[Excerpt from a dataset]
== == ==

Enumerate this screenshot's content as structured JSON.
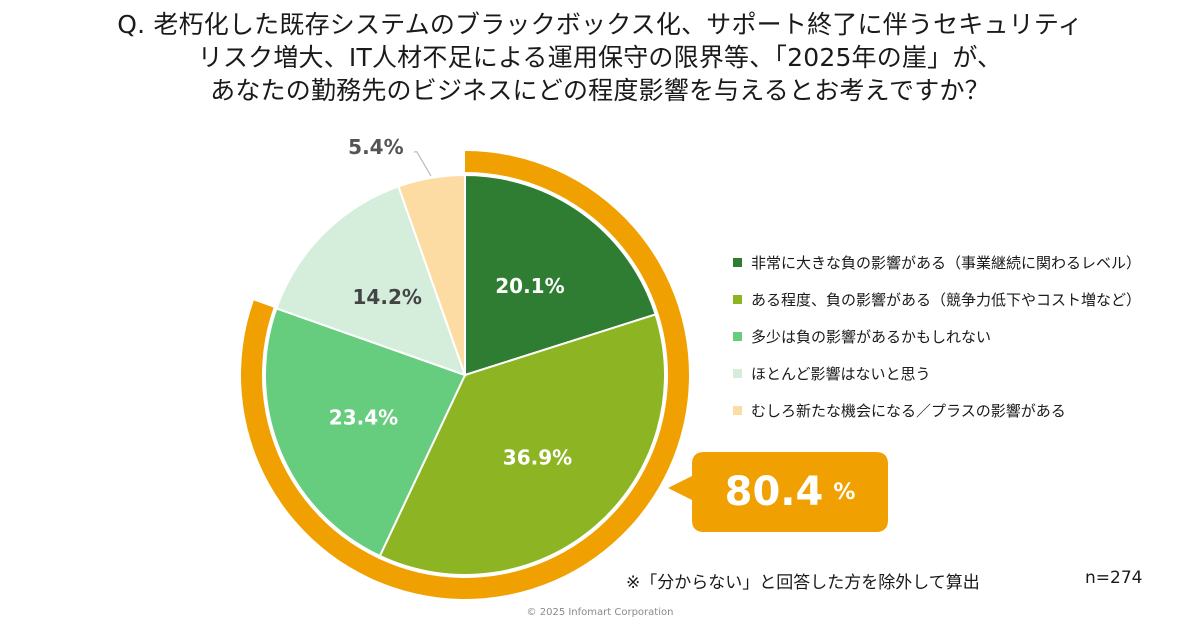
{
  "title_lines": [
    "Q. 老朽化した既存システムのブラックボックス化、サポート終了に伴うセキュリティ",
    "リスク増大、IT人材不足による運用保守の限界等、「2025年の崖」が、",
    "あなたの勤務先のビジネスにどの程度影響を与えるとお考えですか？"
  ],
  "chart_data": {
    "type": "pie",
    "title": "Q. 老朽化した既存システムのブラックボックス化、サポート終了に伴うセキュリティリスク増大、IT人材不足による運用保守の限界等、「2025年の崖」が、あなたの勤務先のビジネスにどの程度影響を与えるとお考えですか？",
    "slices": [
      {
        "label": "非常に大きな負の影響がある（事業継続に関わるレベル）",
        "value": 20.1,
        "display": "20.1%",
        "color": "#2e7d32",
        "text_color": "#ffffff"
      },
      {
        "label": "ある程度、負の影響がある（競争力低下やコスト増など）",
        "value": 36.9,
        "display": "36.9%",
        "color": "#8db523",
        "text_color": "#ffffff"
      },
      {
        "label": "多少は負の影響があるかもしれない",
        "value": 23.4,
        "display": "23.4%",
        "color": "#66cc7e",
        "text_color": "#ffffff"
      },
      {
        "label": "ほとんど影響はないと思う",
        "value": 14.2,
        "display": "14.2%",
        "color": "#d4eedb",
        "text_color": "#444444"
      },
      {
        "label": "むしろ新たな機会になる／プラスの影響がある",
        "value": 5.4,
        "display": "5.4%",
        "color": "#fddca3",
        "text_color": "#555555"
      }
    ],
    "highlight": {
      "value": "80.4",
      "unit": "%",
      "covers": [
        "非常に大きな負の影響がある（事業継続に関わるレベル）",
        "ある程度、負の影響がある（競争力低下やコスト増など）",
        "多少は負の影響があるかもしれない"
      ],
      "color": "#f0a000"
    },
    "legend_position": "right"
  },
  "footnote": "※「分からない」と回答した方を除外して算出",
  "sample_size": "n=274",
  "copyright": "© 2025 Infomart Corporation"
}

== == ==

== WRITTEN INSTRUCTION ==
Reproduce each entry verbatim, excluding any embedded images.

== FINAL ANSWER ==
Enumerate this screenshot's content as structured JSON.
{
  "title_lines": [
    "Q. 老朽化した既存システムのブラックボックス化、サポート終了に伴うセキュリティ",
    "リスク増大、IT人材不足による運用保守の限界等、「2025年の崖」が、",
    "あなたの勤務先のビジネスにどの程度影響を与えるとお考えですか？"
  ],
  "chart_data": {
    "type": "pie",
    "title": "Q. 老朽化した既存システムのブラックボックス化、サポート終了に伴うセキュリティリスク増大、IT人材不足による運用保守の限界等、「2025年の崖」が、あなたの勤務先のビジネスにどの程度影響を与えるとお考えですか？",
    "slices": [
      {
        "label": "非常に大きな負の影響がある（事業継続に関わるレベル）",
        "value": 20.1,
        "display": "20.1%",
        "color": "#2e7d32",
        "text_color": "#ffffff"
      },
      {
        "label": "ある程度、負の影響がある（競争力低下やコスト増など）",
        "value": 36.9,
        "display": "36.9%",
        "color": "#8db523",
        "text_color": "#ffffff"
      },
      {
        "label": "多少は負の影響があるかもしれない",
        "value": 23.4,
        "display": "23.4%",
        "color": "#66cc7e",
        "text_color": "#ffffff"
      },
      {
        "label": "ほとんど影響はないと思う",
        "value": 14.2,
        "display": "14.2%",
        "color": "#d4eedb",
        "text_color": "#444444"
      },
      {
        "label": "むしろ新たな機会になる／プラスの影響がある",
        "value": 5.4,
        "display": "5.4%",
        "color": "#fddca3",
        "text_color": "#555555"
      }
    ],
    "highlight": {
      "value": "80.4",
      "unit": "%",
      "covers": [
        "非常に大きな負の影響がある（事業継続に関わるレベル）",
        "ある程度、負の影響がある（競争力低下やコスト増など）",
        "多少は負の影響があるかもしれない"
      ],
      "color": "#f0a000"
    },
    "legend_position": "right"
  },
  "footnote": "※「分からない」と回答した方を除外して算出",
  "sample_size": "n=274",
  "copyright": "© 2025 Infomart Corporation"
}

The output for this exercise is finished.